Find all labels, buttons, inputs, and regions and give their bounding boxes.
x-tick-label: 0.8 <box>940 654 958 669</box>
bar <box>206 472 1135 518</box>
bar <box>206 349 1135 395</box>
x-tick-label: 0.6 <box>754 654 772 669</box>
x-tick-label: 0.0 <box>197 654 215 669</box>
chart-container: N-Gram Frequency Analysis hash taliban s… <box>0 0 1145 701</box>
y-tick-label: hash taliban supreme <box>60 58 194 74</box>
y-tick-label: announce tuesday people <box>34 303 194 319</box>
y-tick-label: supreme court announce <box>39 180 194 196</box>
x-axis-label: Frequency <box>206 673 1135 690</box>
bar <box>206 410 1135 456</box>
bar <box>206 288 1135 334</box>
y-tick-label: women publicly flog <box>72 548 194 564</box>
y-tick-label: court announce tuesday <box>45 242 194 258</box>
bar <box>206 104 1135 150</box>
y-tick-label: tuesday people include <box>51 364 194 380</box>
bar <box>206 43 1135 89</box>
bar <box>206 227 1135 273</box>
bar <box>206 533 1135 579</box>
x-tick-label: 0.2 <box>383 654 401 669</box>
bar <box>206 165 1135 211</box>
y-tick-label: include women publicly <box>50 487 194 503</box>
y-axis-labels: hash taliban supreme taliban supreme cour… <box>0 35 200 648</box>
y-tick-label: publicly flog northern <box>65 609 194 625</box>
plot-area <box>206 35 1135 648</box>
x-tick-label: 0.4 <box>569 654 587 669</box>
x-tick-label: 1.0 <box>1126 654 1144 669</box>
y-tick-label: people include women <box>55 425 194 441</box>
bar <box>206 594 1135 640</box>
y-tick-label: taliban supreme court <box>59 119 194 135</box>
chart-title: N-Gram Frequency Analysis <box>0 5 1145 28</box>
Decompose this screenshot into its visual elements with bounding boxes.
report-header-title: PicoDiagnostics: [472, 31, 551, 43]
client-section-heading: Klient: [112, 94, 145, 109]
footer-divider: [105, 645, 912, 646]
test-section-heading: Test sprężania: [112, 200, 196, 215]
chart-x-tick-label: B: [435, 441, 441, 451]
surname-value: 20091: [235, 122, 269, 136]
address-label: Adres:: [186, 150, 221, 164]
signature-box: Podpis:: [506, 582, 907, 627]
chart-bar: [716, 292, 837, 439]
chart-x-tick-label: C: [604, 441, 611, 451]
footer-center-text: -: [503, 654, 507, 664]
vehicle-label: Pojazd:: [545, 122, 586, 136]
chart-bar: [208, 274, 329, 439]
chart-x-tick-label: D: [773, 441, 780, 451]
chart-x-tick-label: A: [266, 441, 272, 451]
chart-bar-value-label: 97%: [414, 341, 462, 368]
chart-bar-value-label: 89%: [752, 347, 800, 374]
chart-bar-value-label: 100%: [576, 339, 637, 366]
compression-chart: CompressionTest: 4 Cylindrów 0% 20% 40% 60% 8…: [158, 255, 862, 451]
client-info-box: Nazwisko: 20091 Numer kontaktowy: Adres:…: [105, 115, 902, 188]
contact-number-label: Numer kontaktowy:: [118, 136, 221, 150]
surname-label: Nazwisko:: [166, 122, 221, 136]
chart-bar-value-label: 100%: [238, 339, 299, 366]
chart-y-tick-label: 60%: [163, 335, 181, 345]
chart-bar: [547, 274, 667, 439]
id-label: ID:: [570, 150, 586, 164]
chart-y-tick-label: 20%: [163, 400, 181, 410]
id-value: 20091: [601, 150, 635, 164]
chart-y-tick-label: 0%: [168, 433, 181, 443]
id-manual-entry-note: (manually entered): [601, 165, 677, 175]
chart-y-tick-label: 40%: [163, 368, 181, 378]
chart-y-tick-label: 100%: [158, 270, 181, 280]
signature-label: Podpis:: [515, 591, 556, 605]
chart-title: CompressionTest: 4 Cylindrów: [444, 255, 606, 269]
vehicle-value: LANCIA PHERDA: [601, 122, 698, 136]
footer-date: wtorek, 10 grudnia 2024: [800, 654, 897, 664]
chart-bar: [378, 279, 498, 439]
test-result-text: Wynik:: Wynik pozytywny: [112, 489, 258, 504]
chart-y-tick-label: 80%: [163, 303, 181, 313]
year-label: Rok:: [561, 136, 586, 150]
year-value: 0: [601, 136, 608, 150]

**The exercise:** Edit the listing above so that each "Frequency" becomes "Share", and leave every other line and character unchanged.

**Correct response:**
Find all labels, buttons, inputs, and regions and give their bounding boxes.
x-tick-label: 0.8 <box>940 654 958 669</box>
bar <box>206 472 1135 518</box>
bar <box>206 349 1135 395</box>
x-tick-label: 0.6 <box>754 654 772 669</box>
x-tick-label: 0.0 <box>197 654 215 669</box>
chart-container: N-Gram Share Analysis hash taliban s… <box>0 0 1145 701</box>
y-tick-label: hash taliban supreme <box>60 58 194 74</box>
y-tick-label: announce tuesday people <box>34 303 194 319</box>
y-tick-label: supreme court announce <box>39 180 194 196</box>
x-axis-label: Share <box>206 673 1135 690</box>
bar <box>206 410 1135 456</box>
bar <box>206 288 1135 334</box>
y-tick-label: women publicly flog <box>72 548 194 564</box>
y-tick-label: court announce tuesday <box>45 242 194 258</box>
bar <box>206 104 1135 150</box>
y-tick-label: tuesday people include <box>51 364 194 380</box>
bar <box>206 43 1135 89</box>
bar <box>206 227 1135 273</box>
bar <box>206 533 1135 579</box>
x-tick-label: 0.2 <box>383 654 401 669</box>
bar <box>206 165 1135 211</box>
y-tick-label: include women publicly <box>50 487 194 503</box>
y-axis-labels: hash taliban supreme taliban supreme cour… <box>0 35 200 648</box>
y-tick-label: publicly flog northern <box>65 609 194 625</box>
plot-area <box>206 35 1135 648</box>
x-tick-label: 0.4 <box>569 654 587 669</box>
x-tick-label: 1.0 <box>1126 654 1144 669</box>
y-tick-label: people include women <box>55 425 194 441</box>
bar <box>206 594 1135 640</box>
y-tick-label: taliban supreme court <box>59 119 194 135</box>
chart-title: N-Gram Share Analysis <box>0 5 1145 28</box>
Decompose this screenshot into its visual elements with bounding boxes.
report-header-title: PicoDiagnostics: [472, 31, 551, 43]
client-section-heading: Klient: [112, 94, 145, 109]
footer-divider: [105, 645, 912, 646]
test-section-heading: Test sprężania: [112, 200, 196, 215]
chart-x-tick-label: B: [435, 441, 441, 451]
surname-value: 20091: [235, 122, 269, 136]
address-label: Adres:: [186, 150, 221, 164]
signature-box: Podpis:: [506, 582, 907, 627]
chart-bar: [716, 292, 837, 439]
chart-x-tick-label: C: [604, 441, 611, 451]
footer-center-text: -: [503, 654, 507, 664]
vehicle-label: Pojazd:: [545, 122, 586, 136]
chart-bar: [208, 274, 329, 439]
chart-x-tick-label: D: [773, 441, 780, 451]
chart-x-tick-label: A: [266, 441, 272, 451]
chart-bar-value-label: 97%: [414, 341, 462, 368]
chart-bar-value-label: 89%: [752, 347, 800, 374]
chart-bar-value-label: 100%: [576, 339, 637, 366]
compression-chart: CompressionTest: 4 Cylindrów 0% 20% 40% 60% 8…: [158, 255, 862, 451]
client-info-box: Nazwisko: 20091 Numer kontaktowy: Adres:…: [105, 115, 902, 188]
contact-number-label: Numer kontaktowy:: [118, 136, 221, 150]
surname-label: Nazwisko:: [166, 122, 221, 136]
chart-bar-value-label: 100%: [238, 339, 299, 366]
chart-y-tick-label: 60%: [163, 335, 181, 345]
chart-bar: [547, 274, 667, 439]
id-label: ID:: [570, 150, 586, 164]
chart-y-tick-label: 20%: [163, 400, 181, 410]
id-value: 20091: [601, 150, 635, 164]
chart-y-tick-label: 0%: [168, 433, 181, 443]
id-manual-entry-note: (manually entered): [601, 165, 677, 175]
chart-y-tick-label: 40%: [163, 368, 181, 378]
chart-y-tick-label: 100%: [158, 270, 181, 280]
signature-label: Podpis:: [515, 591, 556, 605]
chart-title: CompressionTest: 4 Cylindrów: [444, 255, 606, 269]
vehicle-value: LANCIA PHERDA: [601, 122, 698, 136]
footer-date: wtorek, 10 grudnia 2024: [800, 654, 897, 664]
chart-bar: [378, 279, 498, 439]
test-result-text: Wynik:: Wynik pozytywny: [112, 489, 258, 504]
chart-y-tick-label: 80%: [163, 303, 181, 313]
year-label: Rok:: [561, 136, 586, 150]
year-value: 0: [601, 136, 608, 150]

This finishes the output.